THE PROBLEM: Give the records back in full, exactly as they read.

··· AVAILABLE DATA

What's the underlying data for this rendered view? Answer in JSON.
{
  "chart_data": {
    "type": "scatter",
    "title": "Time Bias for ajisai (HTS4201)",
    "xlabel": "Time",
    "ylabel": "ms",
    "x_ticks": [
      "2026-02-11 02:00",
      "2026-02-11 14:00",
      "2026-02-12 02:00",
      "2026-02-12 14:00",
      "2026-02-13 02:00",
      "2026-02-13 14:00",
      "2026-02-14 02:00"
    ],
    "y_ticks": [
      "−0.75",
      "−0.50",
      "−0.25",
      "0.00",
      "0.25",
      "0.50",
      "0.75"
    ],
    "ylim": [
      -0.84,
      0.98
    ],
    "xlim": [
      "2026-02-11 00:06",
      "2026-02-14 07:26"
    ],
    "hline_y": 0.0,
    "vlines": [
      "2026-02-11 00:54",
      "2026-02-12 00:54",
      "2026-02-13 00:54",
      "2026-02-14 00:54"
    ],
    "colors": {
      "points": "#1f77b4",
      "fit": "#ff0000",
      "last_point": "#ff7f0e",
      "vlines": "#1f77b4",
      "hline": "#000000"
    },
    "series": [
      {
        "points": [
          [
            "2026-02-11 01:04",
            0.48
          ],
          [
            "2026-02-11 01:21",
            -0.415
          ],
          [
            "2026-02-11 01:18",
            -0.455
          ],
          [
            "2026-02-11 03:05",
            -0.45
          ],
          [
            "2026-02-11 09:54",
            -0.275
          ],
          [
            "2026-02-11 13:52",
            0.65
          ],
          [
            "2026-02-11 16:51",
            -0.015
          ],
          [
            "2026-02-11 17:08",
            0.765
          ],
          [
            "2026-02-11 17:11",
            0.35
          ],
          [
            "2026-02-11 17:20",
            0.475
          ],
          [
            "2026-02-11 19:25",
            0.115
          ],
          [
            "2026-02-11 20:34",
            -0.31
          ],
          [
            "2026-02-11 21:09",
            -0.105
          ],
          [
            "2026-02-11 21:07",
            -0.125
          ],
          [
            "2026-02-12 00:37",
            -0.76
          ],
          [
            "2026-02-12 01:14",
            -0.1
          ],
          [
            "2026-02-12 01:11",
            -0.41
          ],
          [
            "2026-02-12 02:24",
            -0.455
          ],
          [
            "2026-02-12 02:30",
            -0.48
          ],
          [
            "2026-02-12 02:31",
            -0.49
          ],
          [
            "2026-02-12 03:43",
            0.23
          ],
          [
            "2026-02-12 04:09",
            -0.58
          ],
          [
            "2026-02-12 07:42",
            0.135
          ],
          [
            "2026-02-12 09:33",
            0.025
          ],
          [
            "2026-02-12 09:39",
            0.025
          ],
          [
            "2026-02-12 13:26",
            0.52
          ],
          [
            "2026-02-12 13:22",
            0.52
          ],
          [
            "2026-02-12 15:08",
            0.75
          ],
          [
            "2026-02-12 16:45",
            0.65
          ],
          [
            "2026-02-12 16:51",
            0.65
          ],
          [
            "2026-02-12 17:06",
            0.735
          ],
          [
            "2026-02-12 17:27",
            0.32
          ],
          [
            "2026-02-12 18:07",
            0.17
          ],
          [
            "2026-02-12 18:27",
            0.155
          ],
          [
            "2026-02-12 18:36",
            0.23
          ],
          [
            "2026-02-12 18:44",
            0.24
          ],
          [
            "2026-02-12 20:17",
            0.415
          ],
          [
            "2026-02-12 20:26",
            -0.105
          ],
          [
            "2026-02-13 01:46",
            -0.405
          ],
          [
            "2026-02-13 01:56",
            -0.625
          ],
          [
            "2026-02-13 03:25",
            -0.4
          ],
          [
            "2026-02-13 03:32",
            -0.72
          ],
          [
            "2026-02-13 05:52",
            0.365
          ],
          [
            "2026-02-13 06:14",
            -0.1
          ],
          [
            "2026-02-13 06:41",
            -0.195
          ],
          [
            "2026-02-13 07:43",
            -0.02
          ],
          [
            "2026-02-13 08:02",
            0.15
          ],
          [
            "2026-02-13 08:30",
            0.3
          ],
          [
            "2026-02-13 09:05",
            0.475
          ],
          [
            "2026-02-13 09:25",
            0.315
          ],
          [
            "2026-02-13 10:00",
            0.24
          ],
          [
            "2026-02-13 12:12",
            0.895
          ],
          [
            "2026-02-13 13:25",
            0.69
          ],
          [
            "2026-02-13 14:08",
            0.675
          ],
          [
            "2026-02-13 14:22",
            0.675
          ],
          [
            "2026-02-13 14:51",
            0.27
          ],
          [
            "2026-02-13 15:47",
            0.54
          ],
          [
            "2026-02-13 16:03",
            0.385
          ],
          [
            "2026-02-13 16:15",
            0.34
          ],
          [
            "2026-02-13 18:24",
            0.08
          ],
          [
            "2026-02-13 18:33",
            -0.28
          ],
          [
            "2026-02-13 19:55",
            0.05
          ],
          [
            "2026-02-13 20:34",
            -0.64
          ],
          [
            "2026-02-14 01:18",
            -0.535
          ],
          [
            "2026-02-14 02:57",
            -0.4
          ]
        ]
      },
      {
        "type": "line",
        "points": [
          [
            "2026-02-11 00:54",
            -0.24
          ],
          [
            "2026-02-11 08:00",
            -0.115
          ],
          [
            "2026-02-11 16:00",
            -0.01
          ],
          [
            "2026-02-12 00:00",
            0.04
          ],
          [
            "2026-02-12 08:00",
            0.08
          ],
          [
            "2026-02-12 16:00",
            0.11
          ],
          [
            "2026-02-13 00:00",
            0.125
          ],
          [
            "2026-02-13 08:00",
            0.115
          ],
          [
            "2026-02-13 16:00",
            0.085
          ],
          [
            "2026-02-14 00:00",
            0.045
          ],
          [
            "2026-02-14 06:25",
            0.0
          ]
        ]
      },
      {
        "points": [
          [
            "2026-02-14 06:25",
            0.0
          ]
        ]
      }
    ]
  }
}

······

COMPLETED TASK:
What's the underlying data for this rendered view? Answer in JSON.
{
  "chart_data": {
    "type": "scatter",
    "title": "Time Bias for ajisai (HTS4201)",
    "xlabel": "Time",
    "ylabel": "ms",
    "x_ticks": [
      "2026-02-11 02:00",
      "2026-02-11 14:00",
      "2026-02-12 02:00",
      "2026-02-12 14:00",
      "2026-02-13 02:00",
      "2026-02-13 14:00",
      "2026-02-14 02:00"
    ],
    "y_ticks": [
      "−0.75",
      "−0.50",
      "−0.25",
      "0.00",
      "0.25",
      "0.50",
      "0.75"
    ],
    "ylim": [
      -0.84,
      0.98
    ],
    "xlim": [
      "2026-02-11 00:06",
      "2026-02-14 07:26"
    ],
    "hline_y": 0.0,
    "vlines": [
      "2026-02-11 00:54",
      "2026-02-12 00:54",
      "2026-02-13 00:54",
      "2026-02-14 00:54"
    ],
    "colors": {
      "points": "#1f77b4",
      "fit": "#ff0000",
      "last_point": "#ff7f0e",
      "vlines": "#1f77b4",
      "hline": "#000000"
    },
    "series": [
      {
        "points": [
          [
            "2026-02-11 01:04",
            0.48
          ],
          [
            "2026-02-11 01:21",
            -0.415
          ],
          [
            "2026-02-11 01:18",
            -0.455
          ],
          [
            "2026-02-11 03:05",
            -0.45
          ],
          [
            "2026-02-11 09:54",
            -0.275
          ],
          [
            "2026-02-11 13:52",
            0.65
          ],
          [
            "2026-02-11 16:51",
            -0.015
          ],
          [
            "2026-02-11 17:08",
            0.765
          ],
          [
            "2026-02-11 17:11",
            0.35
          ],
          [
            "2026-02-11 17:20",
            0.475
          ],
          [
            "2026-02-11 19:25",
            0.115
          ],
          [
            "2026-02-11 20:34",
            -0.31
          ],
          [
            "2026-02-11 21:09",
            -0.105
          ],
          [
            "2026-02-11 21:07",
            -0.125
          ],
          [
            "2026-02-12 00:37",
            -0.76
          ],
          [
            "2026-02-12 01:14",
            -0.1
          ],
          [
            "2026-02-12 01:11",
            -0.41
          ],
          [
            "2026-02-12 02:24",
            -0.455
          ],
          [
            "2026-02-12 02:30",
            -0.48
          ],
          [
            "2026-02-12 02:31",
            -0.49
          ],
          [
            "2026-02-12 03:43",
            0.23
          ],
          [
            "2026-02-12 04:09",
            -0.58
          ],
          [
            "2026-02-12 07:42",
            0.135
          ],
          [
            "2026-02-12 09:33",
            0.025
          ],
          [
            "2026-02-12 09:39",
            0.025
          ],
          [
            "2026-02-12 13:26",
            0.52
          ],
          [
            "2026-02-12 13:22",
            0.52
          ],
          [
            "2026-02-12 15:08",
            0.75
          ],
          [
            "2026-02-12 16:45",
            0.65
          ],
          [
            "2026-02-12 16:51",
            0.65
          ],
          [
            "2026-02-12 17:06",
            0.735
          ],
          [
            "2026-02-12 17:27",
            0.32
          ],
          [
            "2026-02-12 18:07",
            0.17
          ],
          [
            "2026-02-12 18:27",
            0.155
          ],
          [
            "2026-02-12 18:36",
            0.23
          ],
          [
            "2026-02-12 18:44",
            0.24
          ],
          [
            "2026-02-12 20:17",
            0.415
          ],
          [
            "2026-02-12 20:26",
            -0.105
          ],
          [
            "2026-02-13 01:46",
            -0.405
          ],
          [
            "2026-02-13 01:56",
            -0.625
          ],
          [
            "2026-02-13 03:25",
            -0.4
          ],
          [
            "2026-02-13 03:32",
            -0.72
          ],
          [
            "2026-02-13 05:52",
            0.365
          ],
          [
            "2026-02-13 06:14",
            -0.1
          ],
          [
            "2026-02-13 06:41",
            -0.195
          ],
          [
            "2026-02-13 07:43",
            -0.02
          ],
          [
            "2026-02-13 08:02",
            0.15
          ],
          [
            "2026-02-13 08:30",
            0.3
          ],
          [
            "2026-02-13 09:05",
            0.475
          ],
          [
            "2026-02-13 09:25",
            0.315
          ],
          [
            "2026-02-13 10:00",
            0.24
          ],
          [
            "2026-02-13 12:12",
            0.895
          ],
          [
            "2026-02-13 13:25",
            0.69
          ],
          [
            "2026-02-13 14:08",
            0.675
          ],
          [
            "2026-02-13 14:22",
            0.675
          ],
          [
            "2026-02-13 14:51",
            0.27
          ],
          [
            "2026-02-13 15:47",
            0.54
          ],
          [
            "2026-02-13 16:03",
            0.385
          ],
          [
            "2026-02-13 16:15",
            0.34
          ],
          [
            "2026-02-13 18:24",
            0.08
          ],
          [
            "2026-02-13 18:33",
            -0.28
          ],
          [
            "2026-02-13 19:55",
            0.05
          ],
          [
            "2026-02-13 20:34",
            -0.64
          ],
          [
            "2026-02-14 01:18",
            -0.535
          ],
          [
            "2026-02-14 02:57",
            -0.4
          ]
        ]
      },
      {
        "type": "line",
        "points": [
          [
            "2026-02-11 00:54",
            -0.24
          ],
          [
            "2026-02-11 08:00",
            -0.115
          ],
          [
            "2026-02-11 16:00",
            -0.01
          ],
          [
            "2026-02-12 00:00",
            0.04
          ],
          [
            "2026-02-12 08:00",
            0.08
          ],
          [
            "2026-02-12 16:00",
            0.11
          ],
          [
            "2026-02-13 00:00",
            0.125
          ],
          [
            "2026-02-13 08:00",
            0.115
          ],
          [
            "2026-02-13 16:00",
            0.085
          ],
          [
            "2026-02-14 00:00",
            0.045
          ],
          [
            "2026-02-14 06:25",
            0.0
          ]
        ]
      },
      {
        "points": [
          [
            "2026-02-14 06:25",
            0.0
          ]
        ]
      }
    ]
  }
}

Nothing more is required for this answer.